==== Exercise input

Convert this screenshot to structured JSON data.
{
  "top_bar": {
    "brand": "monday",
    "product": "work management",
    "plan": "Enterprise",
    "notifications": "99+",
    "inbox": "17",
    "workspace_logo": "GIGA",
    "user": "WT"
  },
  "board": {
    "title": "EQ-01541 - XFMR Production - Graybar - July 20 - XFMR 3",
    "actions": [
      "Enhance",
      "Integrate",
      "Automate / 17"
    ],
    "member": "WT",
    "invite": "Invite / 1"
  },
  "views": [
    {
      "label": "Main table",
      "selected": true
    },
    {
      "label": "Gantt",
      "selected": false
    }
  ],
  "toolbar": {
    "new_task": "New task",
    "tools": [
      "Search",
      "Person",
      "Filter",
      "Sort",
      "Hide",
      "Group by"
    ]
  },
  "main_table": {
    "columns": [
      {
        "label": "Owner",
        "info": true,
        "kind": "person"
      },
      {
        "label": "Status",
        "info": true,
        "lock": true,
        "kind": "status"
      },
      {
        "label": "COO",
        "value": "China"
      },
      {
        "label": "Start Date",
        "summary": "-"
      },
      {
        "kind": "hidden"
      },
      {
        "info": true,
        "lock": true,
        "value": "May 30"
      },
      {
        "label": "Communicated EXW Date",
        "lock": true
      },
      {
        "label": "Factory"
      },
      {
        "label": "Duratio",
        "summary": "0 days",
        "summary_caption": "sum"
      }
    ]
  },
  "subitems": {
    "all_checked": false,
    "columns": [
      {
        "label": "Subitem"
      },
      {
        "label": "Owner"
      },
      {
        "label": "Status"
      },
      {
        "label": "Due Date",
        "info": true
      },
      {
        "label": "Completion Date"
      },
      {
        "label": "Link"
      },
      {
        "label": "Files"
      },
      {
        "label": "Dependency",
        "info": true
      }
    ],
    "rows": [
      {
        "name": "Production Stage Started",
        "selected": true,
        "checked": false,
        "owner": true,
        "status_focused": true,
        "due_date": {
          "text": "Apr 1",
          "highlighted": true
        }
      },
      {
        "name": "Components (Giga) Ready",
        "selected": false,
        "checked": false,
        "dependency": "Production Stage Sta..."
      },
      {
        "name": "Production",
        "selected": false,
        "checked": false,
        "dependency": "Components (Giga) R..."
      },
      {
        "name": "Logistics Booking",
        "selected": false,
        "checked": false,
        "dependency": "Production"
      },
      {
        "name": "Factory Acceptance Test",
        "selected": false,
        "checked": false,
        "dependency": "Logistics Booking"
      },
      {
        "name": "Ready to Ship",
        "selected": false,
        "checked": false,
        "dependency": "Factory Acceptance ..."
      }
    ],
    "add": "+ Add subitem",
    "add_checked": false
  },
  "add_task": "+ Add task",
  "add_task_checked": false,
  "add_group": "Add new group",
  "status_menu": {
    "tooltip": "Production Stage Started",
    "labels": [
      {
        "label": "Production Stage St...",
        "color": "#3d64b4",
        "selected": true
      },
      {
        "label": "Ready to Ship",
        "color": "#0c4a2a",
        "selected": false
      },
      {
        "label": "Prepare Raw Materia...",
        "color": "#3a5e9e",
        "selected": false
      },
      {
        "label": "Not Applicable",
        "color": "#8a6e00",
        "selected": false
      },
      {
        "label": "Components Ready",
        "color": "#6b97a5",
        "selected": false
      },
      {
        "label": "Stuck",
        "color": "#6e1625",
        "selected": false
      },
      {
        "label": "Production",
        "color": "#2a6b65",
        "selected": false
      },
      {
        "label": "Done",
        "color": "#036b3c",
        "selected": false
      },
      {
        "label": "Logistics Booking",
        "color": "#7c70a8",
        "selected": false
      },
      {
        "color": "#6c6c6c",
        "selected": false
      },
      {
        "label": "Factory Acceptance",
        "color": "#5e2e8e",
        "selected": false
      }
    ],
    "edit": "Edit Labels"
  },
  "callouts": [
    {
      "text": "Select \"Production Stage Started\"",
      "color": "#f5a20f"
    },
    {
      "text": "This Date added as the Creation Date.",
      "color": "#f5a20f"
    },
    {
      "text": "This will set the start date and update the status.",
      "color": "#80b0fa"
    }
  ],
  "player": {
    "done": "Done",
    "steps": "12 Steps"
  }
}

========

Task goal >> In the data above, count the lines where the word "Factory" appears; reply with the number only.

Expected answer >> 4